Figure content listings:
● ● ● ●
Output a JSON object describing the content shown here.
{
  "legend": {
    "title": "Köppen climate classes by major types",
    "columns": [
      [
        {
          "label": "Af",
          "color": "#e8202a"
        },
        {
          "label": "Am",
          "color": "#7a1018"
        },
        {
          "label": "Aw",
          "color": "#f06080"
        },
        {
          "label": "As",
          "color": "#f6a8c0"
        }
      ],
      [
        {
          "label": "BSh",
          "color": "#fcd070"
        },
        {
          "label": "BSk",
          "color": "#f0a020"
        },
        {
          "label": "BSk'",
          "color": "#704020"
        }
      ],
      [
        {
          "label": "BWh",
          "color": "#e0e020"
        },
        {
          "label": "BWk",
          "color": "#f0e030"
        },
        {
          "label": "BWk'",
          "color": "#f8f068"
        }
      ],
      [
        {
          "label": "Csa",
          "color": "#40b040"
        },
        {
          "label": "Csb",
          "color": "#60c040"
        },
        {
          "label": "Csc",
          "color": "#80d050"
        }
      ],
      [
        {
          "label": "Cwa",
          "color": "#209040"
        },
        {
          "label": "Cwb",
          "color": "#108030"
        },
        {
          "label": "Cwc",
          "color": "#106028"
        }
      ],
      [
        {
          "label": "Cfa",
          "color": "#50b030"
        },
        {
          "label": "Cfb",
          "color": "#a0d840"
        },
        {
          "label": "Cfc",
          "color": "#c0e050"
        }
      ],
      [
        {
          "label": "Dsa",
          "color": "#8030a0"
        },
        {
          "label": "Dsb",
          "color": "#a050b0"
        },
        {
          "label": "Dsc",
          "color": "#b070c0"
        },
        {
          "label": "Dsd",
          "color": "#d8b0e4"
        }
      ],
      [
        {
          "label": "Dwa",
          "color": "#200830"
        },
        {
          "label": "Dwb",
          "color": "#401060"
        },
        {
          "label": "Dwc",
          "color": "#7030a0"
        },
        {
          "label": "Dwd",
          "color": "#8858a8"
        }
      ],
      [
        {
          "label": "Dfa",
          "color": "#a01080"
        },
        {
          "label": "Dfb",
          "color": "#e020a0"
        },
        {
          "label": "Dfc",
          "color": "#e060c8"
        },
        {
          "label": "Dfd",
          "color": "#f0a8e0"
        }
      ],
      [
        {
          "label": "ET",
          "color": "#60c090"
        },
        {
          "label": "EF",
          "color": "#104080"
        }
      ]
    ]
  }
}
● ● ● ●
Given instruction:
Reproduce the entire listing word for word.

Answer to this task:
Output a JSON object describing the content shown here.
{
  "legend": {
    "title": "Köppen climate classes by major types",
    "columns": [
      [
        {
          "label": "Af",
          "color": "#e8202a"
        },
        {
          "label": "Am",
          "color": "#7a1018"
        },
        {
          "label": "Aw",
          "color": "#f06080"
        },
        {
          "label": "As",
          "color": "#f6a8c0"
        }
      ],
      [
        {
          "label": "BSh",
          "color": "#fcd070"
        },
        {
          "label": "BSk",
          "color": "#f0a020"
        },
        {
          "label": "BSk'",
          "color": "#704020"
        }
      ],
      [
        {
          "label": "BWh",
          "color": "#e0e020"
        },
        {
          "label": "BWk",
          "color": "#f0e030"
        },
        {
          "label": "BWk'",
          "color": "#f8f068"
        }
      ],
      [
        {
          "label": "Csa",
          "color": "#40b040"
        },
        {
          "label": "Csb",
          "color": "#60c040"
        },
        {
          "label": "Csc",
          "color": "#80d050"
        }
      ],
      [
        {
          "label": "Cwa",
          "color": "#209040"
        },
        {
          "label": "Cwb",
          "color": "#108030"
        },
        {
          "label": "Cwc",
          "color": "#106028"
        }
      ],
      [
        {
          "label": "Cfa",
          "color": "#50b030"
        },
        {
          "label": "Cfb",
          "color": "#a0d840"
        },
        {
          "label": "Cfc",
          "color": "#c0e050"
        }
      ],
      [
        {
          "label": "Dsa",
          "color": "#8030a0"
        },
        {
          "label": "Dsb",
          "color": "#a050b0"
        },
        {
          "label": "Dsc",
          "color": "#b070c0"
        },
        {
          "label": "Dsd",
          "color": "#d8b0e4"
        }
      ],
      [
        {
          "label": "Dwa",
          "color": "#200830"
        },
        {
          "label": "Dwb",
          "color": "#401060"
        },
        {
          "label": "Dwc",
          "color": "#7030a0"
        },
        {
          "label": "Dwd",
          "color": "#8858a8"
        }
      ],
      [
        {
          "label": "Dfa",
          "color": "#a01080"
        },
        {
          "label": "Dfb",
          "color": "#e020a0"
        },
        {
          "label": "Dfc",
          "color": "#e060c8"
        },
        {
          "label": "Dfd",
          "color": "#f0a8e0"
        }
      ],
      [
        {
          "label": "ET",
          "color": "#60c090"
        },
        {
          "label": "EF",
          "color": "#104080"
        }
      ]
    ]
  }
}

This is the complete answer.